WHAT NEEDS TO BE DONE: Take the material below and write it all out again exactly.

===

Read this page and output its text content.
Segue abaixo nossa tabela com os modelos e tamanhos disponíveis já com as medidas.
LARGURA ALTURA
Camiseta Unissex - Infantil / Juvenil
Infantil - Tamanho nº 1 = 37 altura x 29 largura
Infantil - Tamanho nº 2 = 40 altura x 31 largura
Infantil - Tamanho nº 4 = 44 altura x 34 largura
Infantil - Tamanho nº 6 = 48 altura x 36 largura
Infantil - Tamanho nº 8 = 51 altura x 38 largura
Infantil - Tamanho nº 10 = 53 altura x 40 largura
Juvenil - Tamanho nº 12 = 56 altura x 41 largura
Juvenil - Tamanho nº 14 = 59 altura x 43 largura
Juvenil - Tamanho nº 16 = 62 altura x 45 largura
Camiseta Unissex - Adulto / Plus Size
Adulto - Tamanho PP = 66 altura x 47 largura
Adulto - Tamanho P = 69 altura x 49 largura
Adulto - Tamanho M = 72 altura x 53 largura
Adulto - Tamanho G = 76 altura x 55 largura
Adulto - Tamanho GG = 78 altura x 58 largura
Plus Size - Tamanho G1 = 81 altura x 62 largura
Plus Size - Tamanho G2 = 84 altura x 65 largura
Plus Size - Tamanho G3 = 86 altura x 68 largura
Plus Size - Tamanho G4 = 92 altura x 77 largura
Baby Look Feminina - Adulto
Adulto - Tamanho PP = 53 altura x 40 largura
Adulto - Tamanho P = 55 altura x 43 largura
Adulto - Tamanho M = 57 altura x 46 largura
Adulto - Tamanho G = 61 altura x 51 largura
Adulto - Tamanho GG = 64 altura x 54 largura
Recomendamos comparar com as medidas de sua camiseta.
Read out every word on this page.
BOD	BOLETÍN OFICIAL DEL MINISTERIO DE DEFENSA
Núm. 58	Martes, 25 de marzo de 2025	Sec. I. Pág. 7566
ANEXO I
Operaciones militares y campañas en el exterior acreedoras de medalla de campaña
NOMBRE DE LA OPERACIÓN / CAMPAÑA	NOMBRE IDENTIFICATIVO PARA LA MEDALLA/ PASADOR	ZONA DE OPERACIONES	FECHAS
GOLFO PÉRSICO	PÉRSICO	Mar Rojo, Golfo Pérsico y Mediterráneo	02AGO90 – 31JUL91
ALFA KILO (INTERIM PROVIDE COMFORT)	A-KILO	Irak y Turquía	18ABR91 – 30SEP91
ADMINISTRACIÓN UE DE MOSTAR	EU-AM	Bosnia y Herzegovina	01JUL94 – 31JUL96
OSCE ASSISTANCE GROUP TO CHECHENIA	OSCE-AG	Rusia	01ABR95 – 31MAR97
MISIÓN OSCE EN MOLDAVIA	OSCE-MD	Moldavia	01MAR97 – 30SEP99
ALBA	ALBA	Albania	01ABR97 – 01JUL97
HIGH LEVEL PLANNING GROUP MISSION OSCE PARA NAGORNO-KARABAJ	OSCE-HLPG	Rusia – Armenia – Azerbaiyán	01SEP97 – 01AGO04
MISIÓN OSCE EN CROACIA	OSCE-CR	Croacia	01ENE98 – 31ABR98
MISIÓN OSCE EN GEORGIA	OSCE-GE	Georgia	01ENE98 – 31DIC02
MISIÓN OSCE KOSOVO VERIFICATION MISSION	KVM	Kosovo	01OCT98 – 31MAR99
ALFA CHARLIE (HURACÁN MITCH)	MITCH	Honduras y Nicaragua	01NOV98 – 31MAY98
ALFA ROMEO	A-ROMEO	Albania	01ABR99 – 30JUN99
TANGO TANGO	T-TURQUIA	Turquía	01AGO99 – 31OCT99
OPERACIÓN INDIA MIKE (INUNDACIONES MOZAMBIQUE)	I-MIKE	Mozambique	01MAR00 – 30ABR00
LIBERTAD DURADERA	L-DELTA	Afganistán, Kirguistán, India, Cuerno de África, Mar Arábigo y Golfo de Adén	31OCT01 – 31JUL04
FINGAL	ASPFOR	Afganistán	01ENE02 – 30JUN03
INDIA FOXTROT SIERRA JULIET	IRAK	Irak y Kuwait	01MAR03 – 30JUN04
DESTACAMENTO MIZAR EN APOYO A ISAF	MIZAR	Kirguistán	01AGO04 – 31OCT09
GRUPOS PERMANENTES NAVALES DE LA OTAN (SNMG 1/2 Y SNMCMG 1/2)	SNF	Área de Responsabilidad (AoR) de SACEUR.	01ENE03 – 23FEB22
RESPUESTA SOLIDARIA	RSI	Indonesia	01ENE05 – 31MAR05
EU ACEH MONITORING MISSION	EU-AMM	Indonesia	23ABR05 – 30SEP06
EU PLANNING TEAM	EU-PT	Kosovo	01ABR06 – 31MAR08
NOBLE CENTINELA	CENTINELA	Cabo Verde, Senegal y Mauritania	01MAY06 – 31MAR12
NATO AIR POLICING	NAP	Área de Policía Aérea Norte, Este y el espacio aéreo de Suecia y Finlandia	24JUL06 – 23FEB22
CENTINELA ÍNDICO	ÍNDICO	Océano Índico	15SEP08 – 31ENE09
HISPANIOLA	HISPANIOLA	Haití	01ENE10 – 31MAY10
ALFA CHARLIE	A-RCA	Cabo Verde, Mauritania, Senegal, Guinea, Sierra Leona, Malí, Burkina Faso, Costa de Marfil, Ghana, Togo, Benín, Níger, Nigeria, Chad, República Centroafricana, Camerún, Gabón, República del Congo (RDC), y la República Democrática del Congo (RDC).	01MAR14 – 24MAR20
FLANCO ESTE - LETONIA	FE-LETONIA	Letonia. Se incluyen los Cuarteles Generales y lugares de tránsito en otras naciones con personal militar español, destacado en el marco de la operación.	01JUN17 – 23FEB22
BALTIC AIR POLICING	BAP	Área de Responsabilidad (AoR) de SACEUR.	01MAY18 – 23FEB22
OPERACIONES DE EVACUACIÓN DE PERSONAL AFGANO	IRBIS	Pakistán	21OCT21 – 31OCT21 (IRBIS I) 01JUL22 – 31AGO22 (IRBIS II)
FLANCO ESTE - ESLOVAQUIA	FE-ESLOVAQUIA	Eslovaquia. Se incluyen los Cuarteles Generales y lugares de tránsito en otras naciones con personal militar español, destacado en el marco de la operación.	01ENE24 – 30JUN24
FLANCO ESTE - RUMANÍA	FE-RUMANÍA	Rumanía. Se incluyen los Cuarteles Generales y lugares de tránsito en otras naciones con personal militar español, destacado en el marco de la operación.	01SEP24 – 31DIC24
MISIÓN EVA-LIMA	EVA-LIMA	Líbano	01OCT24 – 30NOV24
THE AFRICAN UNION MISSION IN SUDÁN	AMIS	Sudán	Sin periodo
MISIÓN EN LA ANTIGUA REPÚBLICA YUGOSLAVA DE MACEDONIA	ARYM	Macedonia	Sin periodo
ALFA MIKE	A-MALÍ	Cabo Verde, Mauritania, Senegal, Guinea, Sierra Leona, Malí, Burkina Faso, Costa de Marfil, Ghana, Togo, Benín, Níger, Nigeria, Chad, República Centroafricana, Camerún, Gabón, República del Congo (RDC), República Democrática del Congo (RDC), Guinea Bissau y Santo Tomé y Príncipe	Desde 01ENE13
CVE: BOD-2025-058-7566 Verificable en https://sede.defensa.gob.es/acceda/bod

===

ANSWER FOR THE TASK:
Read this page and output its text content.
Segue abaixo nossa tabela com os modelos e tamanhos disponíveis já com as medidas.
LARGURA ALTURA
Camiseta Unissex - Infantil / Juvenil
Infantil - Tamanho nº 1 = 37 altura x 29 largura
Infantil - Tamanho nº 2 = 40 altura x 31 largura
Infantil - Tamanho nº 4 = 44 altura x 34 largura
Infantil - Tamanho nº 6 = 48 altura x 36 largura
Infantil - Tamanho nº 8 = 51 altura x 38 largura
Infantil - Tamanho nº 10 = 53 altura x 40 largura
Juvenil - Tamanho nº 12 = 56 altura x 41 largura
Juvenil - Tamanho nº 14 = 59 altura x 43 largura
Juvenil - Tamanho nº 16 = 62 altura x 45 largura
Camiseta Unissex - Adulto / Plus Size
Adulto - Tamanho PP = 66 altura x 47 largura
Adulto - Tamanho P = 69 altura x 49 largura
Adulto - Tamanho M = 72 altura x 53 largura
Adulto - Tamanho G = 76 altura x 55 largura
Adulto - Tamanho GG = 78 altura x 58 largura
Plus Size - Tamanho G1 = 81 altura x 62 largura
Plus Size - Tamanho G2 = 84 altura x 65 largura
Plus Size - Tamanho G3 = 86 altura x 68 largura
Plus Size - Tamanho G4 = 92 altura x 77 largura
Baby Look Feminina - Adulto
Adulto - Tamanho PP = 53 altura x 40 largura
Adulto - Tamanho P = 55 altura x 43 largura
Adulto - Tamanho M = 57 altura x 46 largura
Adulto - Tamanho G = 61 altura x 51 largura
Adulto - Tamanho GG = 64 altura x 54 largura
Recomendamos comparar com as medidas de sua camiseta.
Read out every word on this page.
BOD	BOLETÍN OFICIAL DEL MINISTERIO DE DEFENSA
Núm. 58	Martes, 25 de marzo de 2025	Sec. I. Pág. 7566
ANEXO I
Operaciones militares y campañas en el exterior acreedoras de medalla de campaña
NOMBRE DE LA OPERACIÓN / CAMPAÑA	NOMBRE IDENTIFICATIVO PARA LA MEDALLA/ PASADOR	ZONA DE OPERACIONES	FECHAS
GOLFO PÉRSICO	PÉRSICO	Mar Rojo, Golfo Pérsico y Mediterráneo	02AGO90 – 31JUL91
ALFA KILO (INTERIM PROVIDE COMFORT)	A-KILO	Irak y Turquía	18ABR91 – 30SEP91
ADMINISTRACIÓN UE DE MOSTAR	EU-AM	Bosnia y Herzegovina	01JUL94 – 31JUL96
OSCE ASSISTANCE GROUP TO CHECHENIA	OSCE-AG	Rusia	01ABR95 – 31MAR97
MISIÓN OSCE EN MOLDAVIA	OSCE-MD	Moldavia	01MAR97 – 30SEP99
ALBA	ALBA	Albania	01ABR97 – 01JUL97
HIGH LEVEL PLANNING GROUP MISSION OSCE PARA NAGORNO-KARABAJ	OSCE-HLPG	Rusia – Armenia – Azerbaiyán	01SEP97 – 01AGO04
MISIÓN OSCE EN CROACIA	OSCE-CR	Croacia	01ENE98 – 31ABR98
MISIÓN OSCE EN GEORGIA	OSCE-GE	Georgia	01ENE98 – 31DIC02
MISIÓN OSCE KOSOVO VERIFICATION MISSION	KVM	Kosovo	01OCT98 – 31MAR99
ALFA CHARLIE (HURACÁN MITCH)	MITCH	Honduras y Nicaragua	01NOV98 – 31MAY98
ALFA ROMEO	A-ROMEO	Albania	01ABR99 – 30JUN99
TANGO TANGO	T-TURQUIA	Turquía	01AGO99 – 31OCT99
OPERACIÓN INDIA MIKE (INUNDACIONES MOZAMBIQUE)	I-MIKE	Mozambique	01MAR00 – 30ABR00
LIBERTAD DURADERA	L-DELTA	Afganistán, Kirguistán, India, Cuerno de África, Mar Arábigo y Golfo de Adén	31OCT01 – 31JUL04
FINGAL	ASPFOR	Afganistán	01ENE02 – 30JUN03
INDIA FOXTROT SIERRA JULIET	IRAK	Irak y Kuwait	01MAR03 – 30JUN04
DESTACAMENTO MIZAR EN APOYO A ISAF	MIZAR	Kirguistán	01AGO04 – 31OCT09
GRUPOS PERMANENTES NAVALES DE LA OTAN (SNMG 1/2 Y SNMCMG 1/2)	SNF	Área de Responsabilidad (AoR) de SACEUR.	01ENE03 – 23FEB22
RESPUESTA SOLIDARIA	RSI	Indonesia	01ENE05 – 31MAR05
EU ACEH MONITORING MISSION	EU-AMM	Indonesia	23ABR05 – 30SEP06
EU PLANNING TEAM	EU-PT	Kosovo	01ABR06 – 31MAR08
NOBLE CENTINELA	CENTINELA	Cabo Verde, Senegal y Mauritania	01MAY06 – 31MAR12
NATO AIR POLICING	NAP	Área de Policía Aérea Norte, Este y el espacio aéreo de Suecia y Finlandia	24JUL06 – 23FEB22
CENTINELA ÍNDICO	ÍNDICO	Océano Índico	15SEP08 – 31ENE09
HISPANIOLA	HISPANIOLA	Haití	01ENE10 – 31MAY10
ALFA CHARLIE	A-RCA	Cabo Verde, Mauritania, Senegal, Guinea, Sierra Leona, Malí, Burkina Faso, Costa de Marfil, Ghana, Togo, Benín, Níger, Nigeria, Chad, República Centroafricana, Camerún, Gabón, República del Congo (RDC), y la República Democrática del Congo (RDC).	01MAR14 – 24MAR20
FLANCO ESTE - LETONIA	FE-LETONIA	Letonia. Se incluyen los Cuarteles Generales y lugares de tránsito en otras naciones con personal militar español, destacado en el marco de la operación.	01JUN17 – 23FEB22
BALTIC AIR POLICING	BAP	Área de Responsabilidad (AoR) de SACEUR.	01MAY18 – 23FEB22
OPERACIONES DE EVACUACIÓN DE PERSONAL AFGANO	IRBIS	Pakistán	21OCT21 – 31OCT21 (IRBIS I) 01JUL22 – 31AGO22 (IRBIS II)
FLANCO ESTE - ESLOVAQUIA	FE-ESLOVAQUIA	Eslovaquia. Se incluyen los Cuarteles Generales y lugares de tránsito en otras naciones con personal militar español, destacado en el marco de la operación.	01ENE24 – 30JUN24
FLANCO ESTE - RUMANÍA	FE-RUMANÍA	Rumanía. Se incluyen los Cuarteles Generales y lugares de tránsito en otras naciones con personal militar español, destacado en el marco de la operación.	01SEP24 – 31DIC24
MISIÓN EVA-LIMA	EVA-LIMA	Líbano	01OCT24 – 30NOV24
THE AFRICAN UNION MISSION IN SUDÁN	AMIS	Sudán	Sin periodo
MISIÓN EN LA ANTIGUA REPÚBLICA YUGOSLAVA DE MACEDONIA	ARYM	Macedonia	Sin periodo
ALFA MIKE	A-MALÍ	Cabo Verde, Mauritania, Senegal, Guinea, Sierra Leona, Malí, Burkina Faso, Costa de Marfil, Ghana, Togo, Benín, Níger, Nigeria, Chad, República Centroafricana, Camerún, Gabón, República del Congo (RDC), República Democrática del Congo (RDC), Guinea Bissau y Santo Tomé y Príncipe	Desde 01ENE13
CVE: BOD-2025-058-7566 Verificable en https://sede.defensa.gob.es/acceda/bod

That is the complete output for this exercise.